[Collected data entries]
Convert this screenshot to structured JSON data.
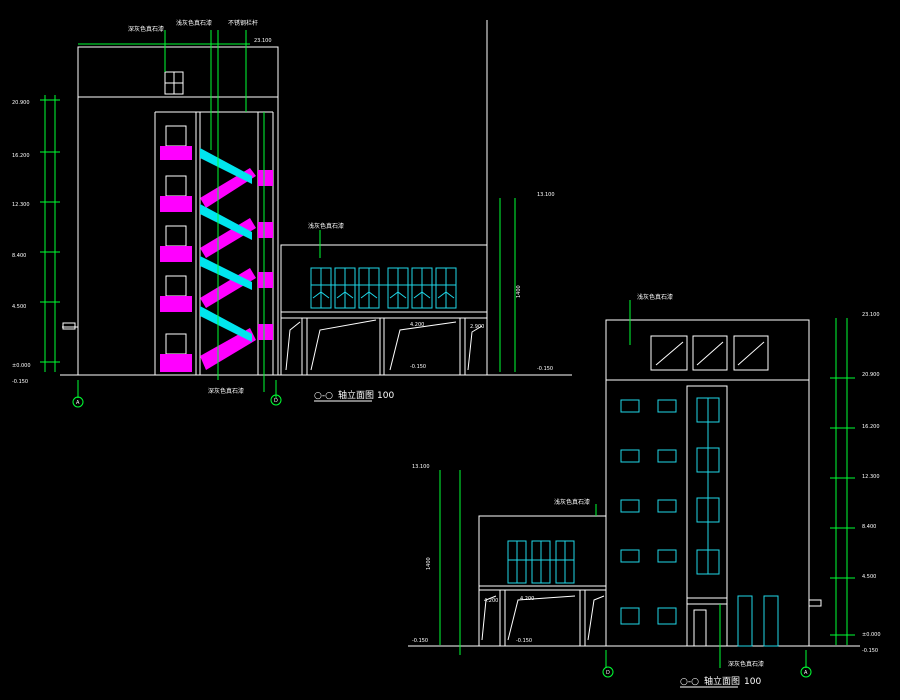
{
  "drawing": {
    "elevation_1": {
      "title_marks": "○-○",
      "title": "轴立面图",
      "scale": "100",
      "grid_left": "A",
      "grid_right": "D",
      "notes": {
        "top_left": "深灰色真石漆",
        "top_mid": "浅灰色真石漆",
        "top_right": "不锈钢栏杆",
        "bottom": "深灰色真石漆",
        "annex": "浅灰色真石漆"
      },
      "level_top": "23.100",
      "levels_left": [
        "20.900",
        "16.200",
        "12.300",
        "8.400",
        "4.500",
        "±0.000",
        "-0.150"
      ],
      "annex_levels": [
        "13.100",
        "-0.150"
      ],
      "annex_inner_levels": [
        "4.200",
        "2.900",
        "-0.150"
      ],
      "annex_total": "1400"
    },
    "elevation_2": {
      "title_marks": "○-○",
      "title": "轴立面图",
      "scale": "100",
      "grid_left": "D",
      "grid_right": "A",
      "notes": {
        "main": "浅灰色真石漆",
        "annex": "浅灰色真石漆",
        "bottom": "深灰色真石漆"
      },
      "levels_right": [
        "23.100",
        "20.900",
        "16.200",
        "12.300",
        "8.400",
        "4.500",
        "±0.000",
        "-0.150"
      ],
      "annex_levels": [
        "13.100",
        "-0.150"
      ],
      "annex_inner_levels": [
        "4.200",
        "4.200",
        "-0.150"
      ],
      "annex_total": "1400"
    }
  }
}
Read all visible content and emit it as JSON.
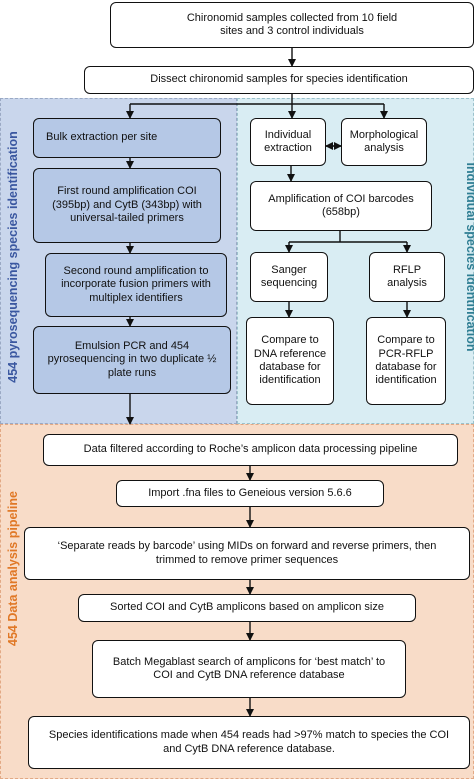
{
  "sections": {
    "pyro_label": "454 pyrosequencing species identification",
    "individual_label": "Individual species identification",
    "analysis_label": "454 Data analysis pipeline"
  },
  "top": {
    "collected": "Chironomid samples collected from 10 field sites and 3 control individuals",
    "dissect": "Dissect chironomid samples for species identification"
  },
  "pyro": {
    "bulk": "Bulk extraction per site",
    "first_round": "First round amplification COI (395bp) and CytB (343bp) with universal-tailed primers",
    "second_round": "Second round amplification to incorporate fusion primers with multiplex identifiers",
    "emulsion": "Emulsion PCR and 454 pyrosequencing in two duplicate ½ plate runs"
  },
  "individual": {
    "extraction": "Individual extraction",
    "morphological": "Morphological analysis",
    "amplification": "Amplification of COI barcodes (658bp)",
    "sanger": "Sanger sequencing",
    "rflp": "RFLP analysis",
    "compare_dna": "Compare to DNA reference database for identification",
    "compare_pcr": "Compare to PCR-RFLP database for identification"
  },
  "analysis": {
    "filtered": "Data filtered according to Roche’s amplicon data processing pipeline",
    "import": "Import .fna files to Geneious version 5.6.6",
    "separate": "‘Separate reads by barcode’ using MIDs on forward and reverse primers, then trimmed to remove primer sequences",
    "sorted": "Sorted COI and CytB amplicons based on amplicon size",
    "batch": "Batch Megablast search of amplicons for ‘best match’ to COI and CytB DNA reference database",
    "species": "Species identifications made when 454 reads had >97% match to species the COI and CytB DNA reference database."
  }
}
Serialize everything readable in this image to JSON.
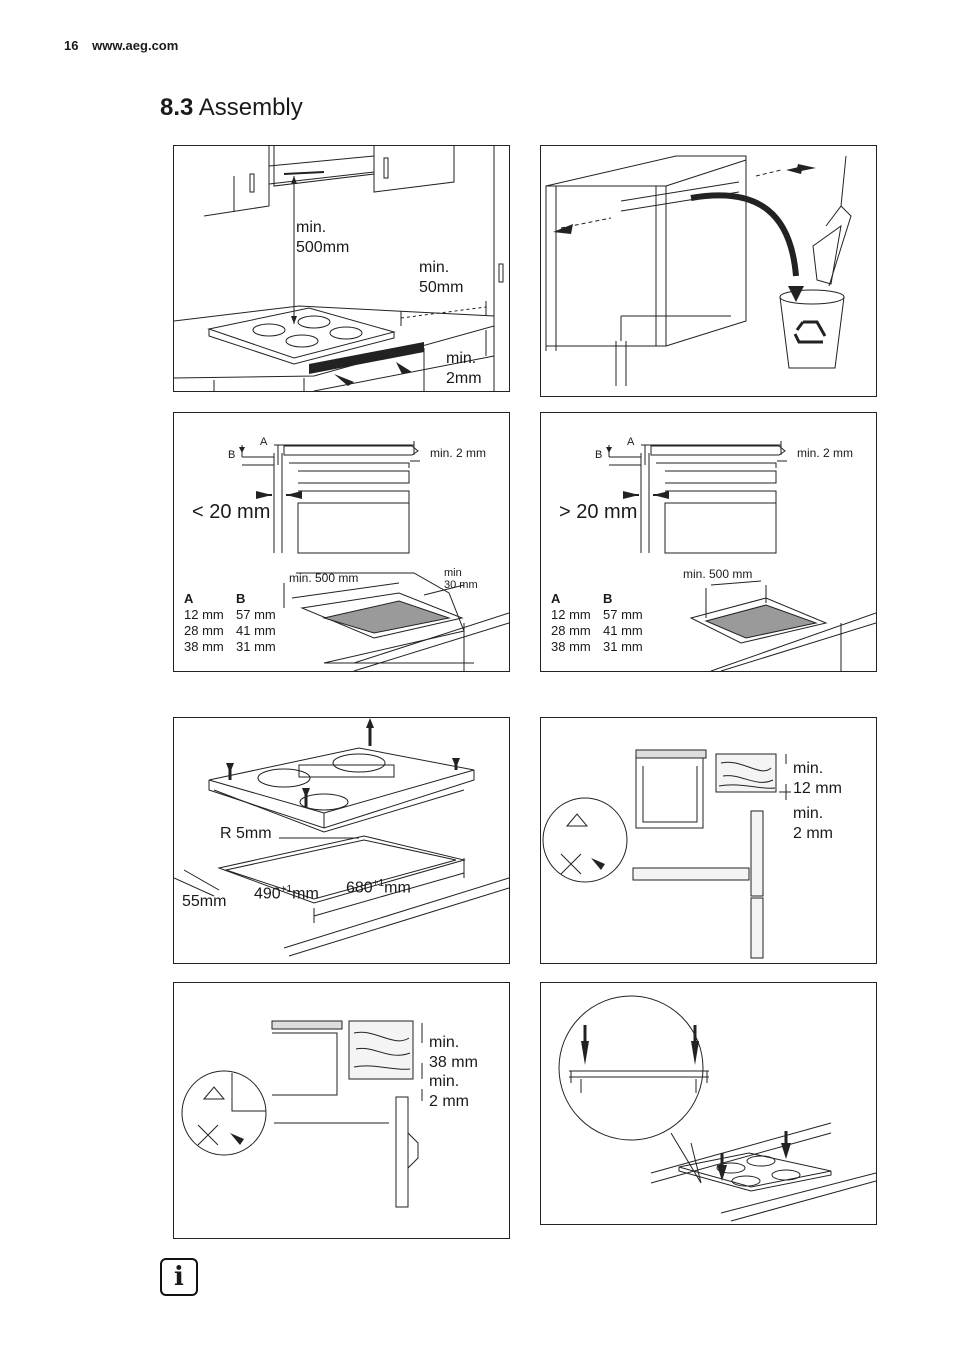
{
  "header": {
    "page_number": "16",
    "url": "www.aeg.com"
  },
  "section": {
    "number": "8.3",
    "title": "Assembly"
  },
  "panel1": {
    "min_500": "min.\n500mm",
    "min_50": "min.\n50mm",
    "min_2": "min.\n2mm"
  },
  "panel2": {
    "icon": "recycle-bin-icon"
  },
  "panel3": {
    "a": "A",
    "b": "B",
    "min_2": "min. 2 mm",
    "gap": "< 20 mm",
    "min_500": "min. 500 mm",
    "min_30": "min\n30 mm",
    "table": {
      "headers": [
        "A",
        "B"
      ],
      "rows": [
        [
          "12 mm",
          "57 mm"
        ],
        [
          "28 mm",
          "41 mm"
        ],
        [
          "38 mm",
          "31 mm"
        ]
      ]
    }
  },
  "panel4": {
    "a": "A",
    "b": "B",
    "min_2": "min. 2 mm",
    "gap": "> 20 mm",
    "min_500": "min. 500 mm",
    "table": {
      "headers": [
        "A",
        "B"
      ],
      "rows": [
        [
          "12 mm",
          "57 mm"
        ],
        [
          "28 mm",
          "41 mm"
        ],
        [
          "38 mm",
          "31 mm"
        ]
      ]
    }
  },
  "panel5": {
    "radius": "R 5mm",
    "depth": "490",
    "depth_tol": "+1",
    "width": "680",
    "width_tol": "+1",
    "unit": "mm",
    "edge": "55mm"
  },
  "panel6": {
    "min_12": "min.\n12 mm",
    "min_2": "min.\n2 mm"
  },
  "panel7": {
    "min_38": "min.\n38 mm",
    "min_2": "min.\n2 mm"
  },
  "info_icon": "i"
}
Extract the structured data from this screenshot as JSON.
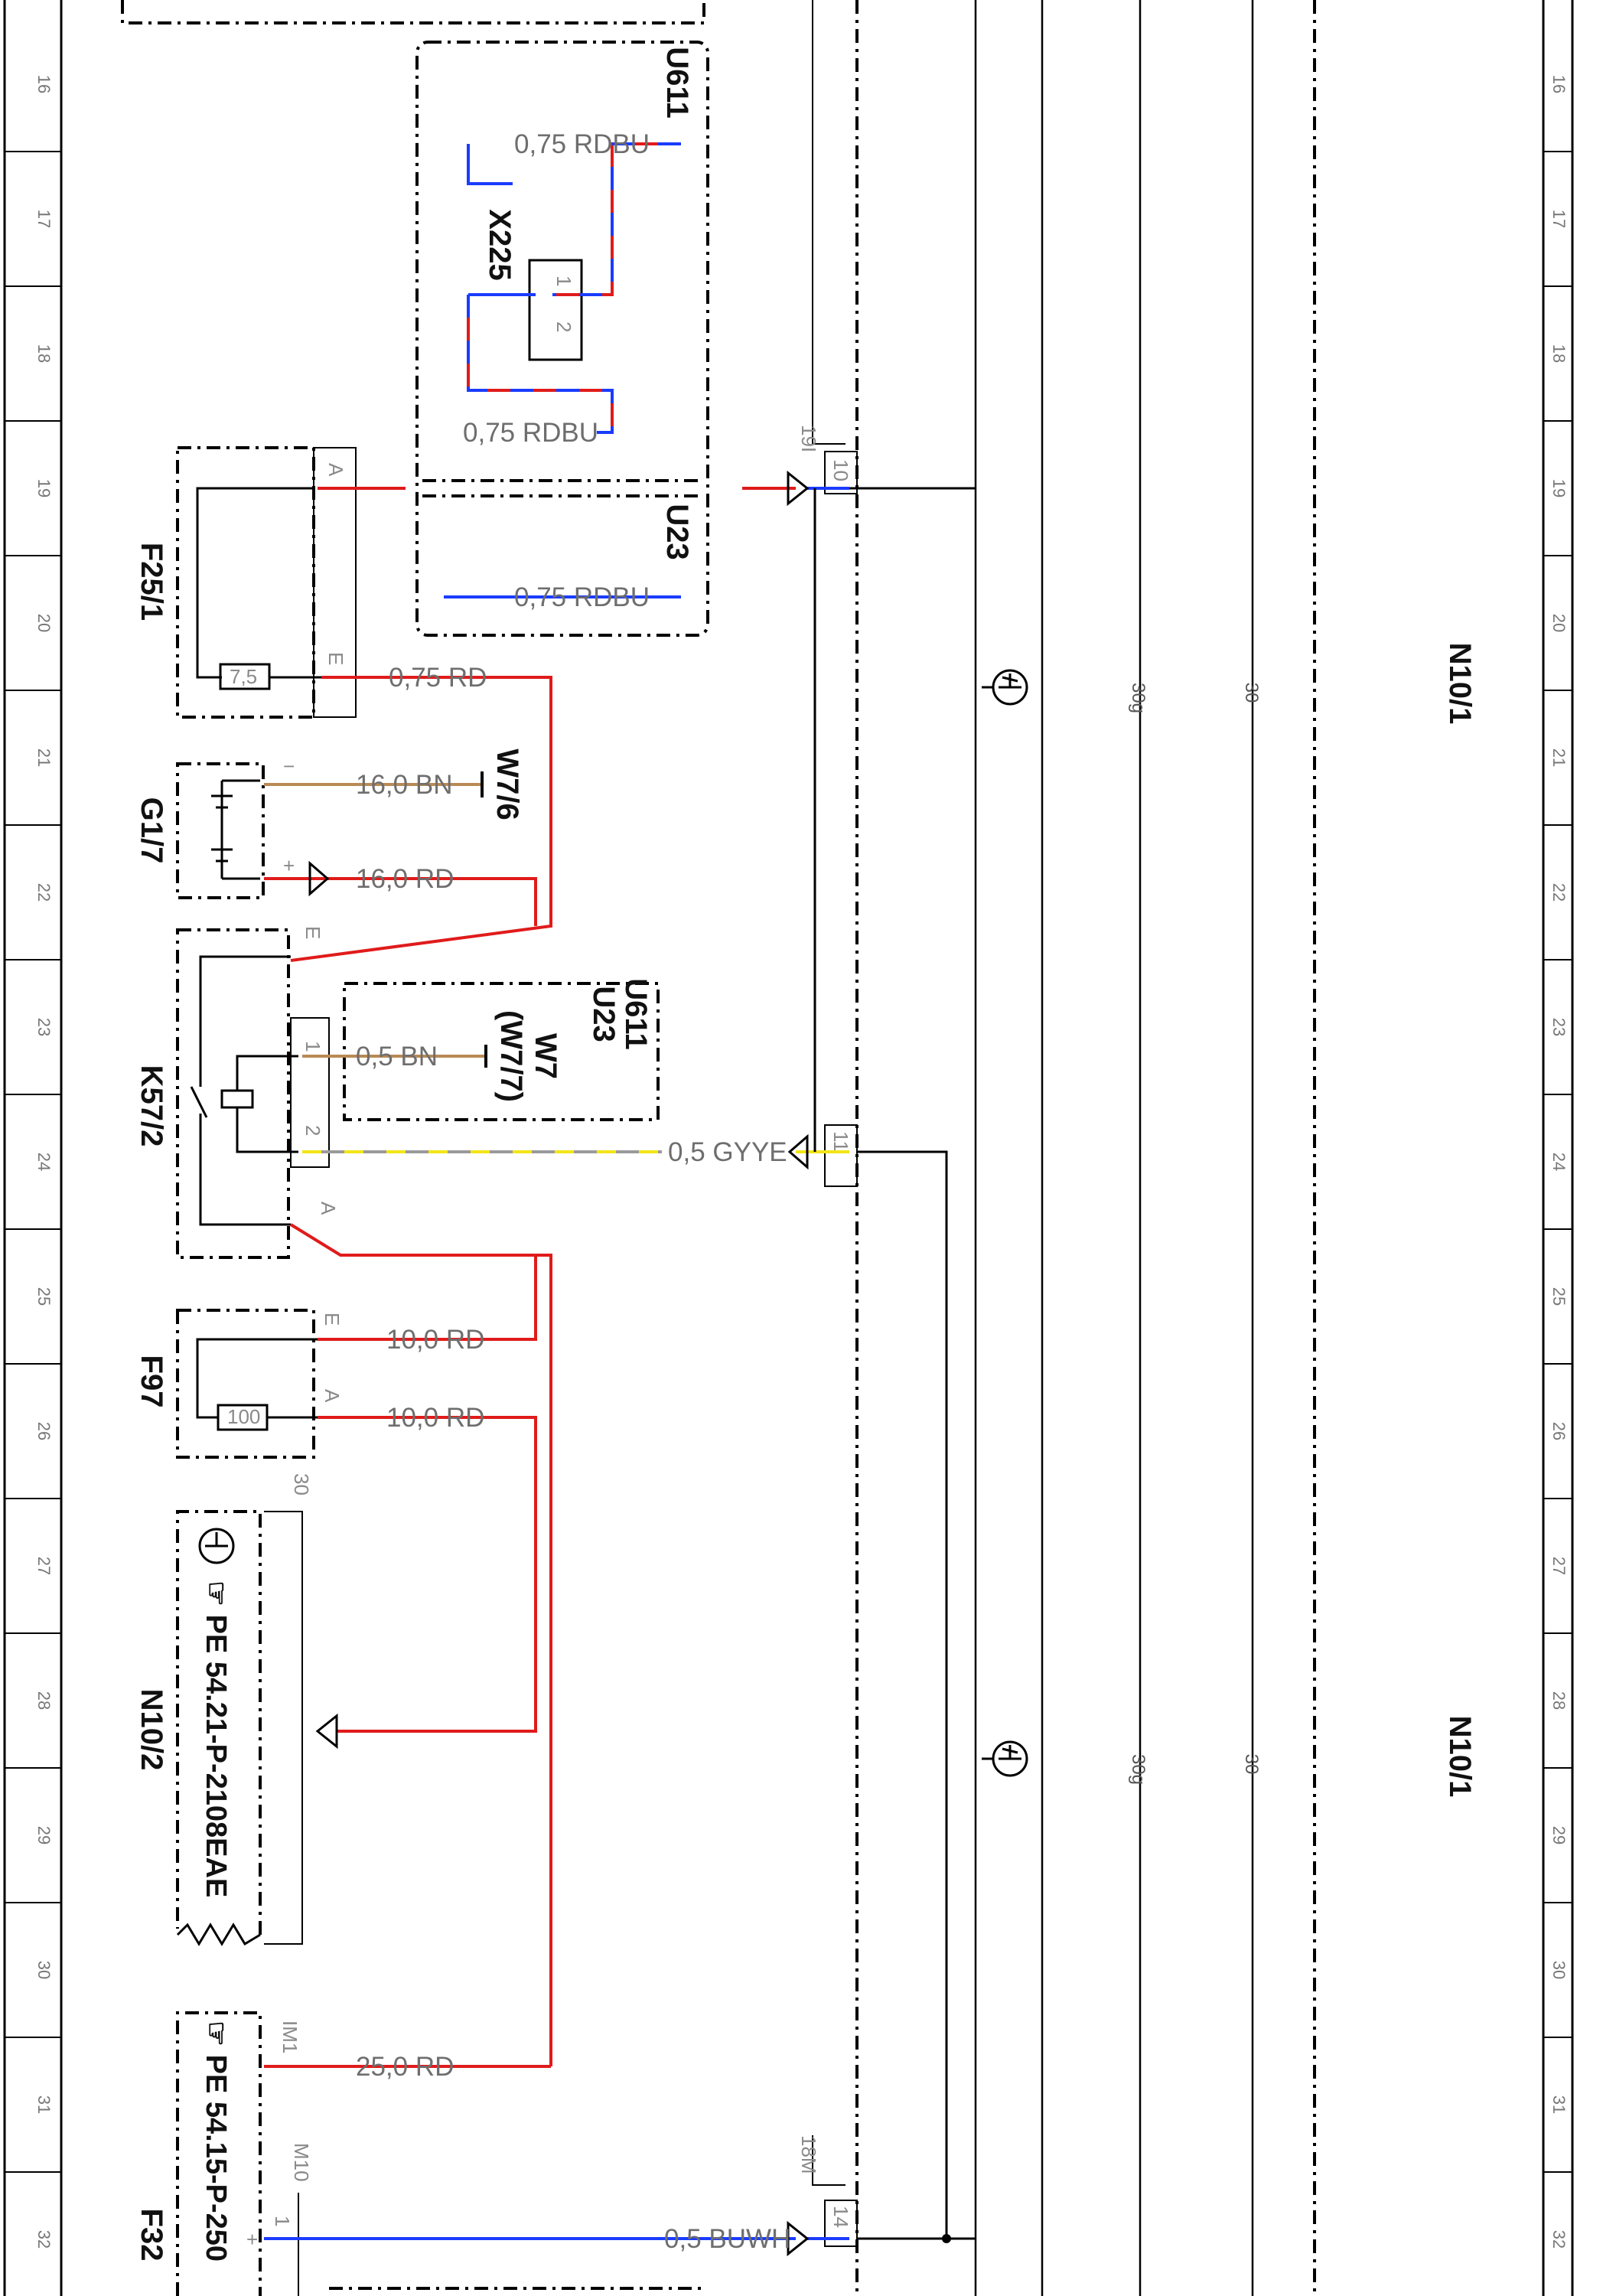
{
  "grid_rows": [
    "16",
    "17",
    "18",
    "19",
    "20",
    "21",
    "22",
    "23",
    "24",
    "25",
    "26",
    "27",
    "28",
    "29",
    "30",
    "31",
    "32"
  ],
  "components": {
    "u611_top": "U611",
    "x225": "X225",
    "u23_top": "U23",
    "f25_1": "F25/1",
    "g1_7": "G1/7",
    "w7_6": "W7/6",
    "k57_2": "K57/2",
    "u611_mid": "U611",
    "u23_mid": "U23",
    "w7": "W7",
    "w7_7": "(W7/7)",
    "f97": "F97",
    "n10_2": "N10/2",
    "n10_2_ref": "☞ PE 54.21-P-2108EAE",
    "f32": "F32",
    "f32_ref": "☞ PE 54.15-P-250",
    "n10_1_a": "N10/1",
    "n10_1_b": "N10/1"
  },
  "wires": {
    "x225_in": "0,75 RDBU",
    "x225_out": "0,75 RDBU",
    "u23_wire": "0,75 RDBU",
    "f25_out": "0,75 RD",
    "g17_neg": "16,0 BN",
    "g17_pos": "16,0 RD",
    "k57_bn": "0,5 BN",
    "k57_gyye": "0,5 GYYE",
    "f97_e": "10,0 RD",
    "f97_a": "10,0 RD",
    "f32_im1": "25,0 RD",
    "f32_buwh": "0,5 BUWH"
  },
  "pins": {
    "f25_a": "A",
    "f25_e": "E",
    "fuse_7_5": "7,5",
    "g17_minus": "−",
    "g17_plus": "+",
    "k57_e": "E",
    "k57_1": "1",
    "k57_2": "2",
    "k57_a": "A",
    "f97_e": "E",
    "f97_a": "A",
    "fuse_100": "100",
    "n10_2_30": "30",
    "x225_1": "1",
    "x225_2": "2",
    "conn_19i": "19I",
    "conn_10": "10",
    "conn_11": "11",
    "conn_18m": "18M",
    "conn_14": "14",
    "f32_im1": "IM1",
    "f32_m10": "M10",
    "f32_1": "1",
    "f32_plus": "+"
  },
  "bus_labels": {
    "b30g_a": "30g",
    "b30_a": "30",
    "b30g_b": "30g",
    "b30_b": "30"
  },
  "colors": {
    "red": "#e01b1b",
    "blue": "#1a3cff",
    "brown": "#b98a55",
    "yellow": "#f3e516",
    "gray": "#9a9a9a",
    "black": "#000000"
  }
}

* AIM *
Count the lines in the material above where the string "reference" appears, then state only that count.

* RESULT OF THE TASK *
3